:: RECORD EXTRACTS ::

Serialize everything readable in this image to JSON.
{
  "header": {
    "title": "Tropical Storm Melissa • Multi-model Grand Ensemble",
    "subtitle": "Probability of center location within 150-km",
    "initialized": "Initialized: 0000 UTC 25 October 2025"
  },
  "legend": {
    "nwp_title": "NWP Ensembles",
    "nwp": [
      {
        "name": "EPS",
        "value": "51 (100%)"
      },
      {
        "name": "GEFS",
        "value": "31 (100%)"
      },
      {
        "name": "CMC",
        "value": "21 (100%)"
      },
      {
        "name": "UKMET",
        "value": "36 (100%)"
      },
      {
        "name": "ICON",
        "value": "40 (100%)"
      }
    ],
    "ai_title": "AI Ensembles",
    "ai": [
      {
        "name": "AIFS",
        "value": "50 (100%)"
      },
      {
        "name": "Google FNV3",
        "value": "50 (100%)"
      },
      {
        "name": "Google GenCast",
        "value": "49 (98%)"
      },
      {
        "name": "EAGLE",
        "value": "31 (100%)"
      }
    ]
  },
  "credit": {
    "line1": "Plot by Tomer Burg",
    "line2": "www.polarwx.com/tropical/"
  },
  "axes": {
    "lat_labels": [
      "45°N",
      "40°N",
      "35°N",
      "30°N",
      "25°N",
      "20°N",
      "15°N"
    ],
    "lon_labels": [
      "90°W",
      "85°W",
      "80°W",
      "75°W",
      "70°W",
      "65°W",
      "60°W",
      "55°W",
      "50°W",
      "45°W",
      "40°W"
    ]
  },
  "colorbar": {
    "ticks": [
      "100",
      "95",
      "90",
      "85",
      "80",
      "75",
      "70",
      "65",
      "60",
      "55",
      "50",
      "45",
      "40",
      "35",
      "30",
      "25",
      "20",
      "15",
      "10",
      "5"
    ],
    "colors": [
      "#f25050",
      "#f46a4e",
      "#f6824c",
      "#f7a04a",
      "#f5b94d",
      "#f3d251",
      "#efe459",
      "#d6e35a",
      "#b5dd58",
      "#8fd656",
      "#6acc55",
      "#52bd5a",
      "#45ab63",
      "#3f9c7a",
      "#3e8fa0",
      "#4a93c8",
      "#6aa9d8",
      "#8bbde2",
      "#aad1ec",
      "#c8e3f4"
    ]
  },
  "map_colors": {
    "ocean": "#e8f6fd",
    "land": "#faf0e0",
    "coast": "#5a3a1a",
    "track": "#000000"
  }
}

:: TASK DETAILS ::
Gather all lines where the word "name" appears.

:: COMPLETE RESPONSE ::
        "name": "EPS",
        "name": "GEFS",
        "name": "CMC",
        "name": "UKMET",
        "name": "ICON",
        "name": "AIFS",
        "name": "Google FNV3",
        "name": "Google GenCast",
        "name": "EAGLE",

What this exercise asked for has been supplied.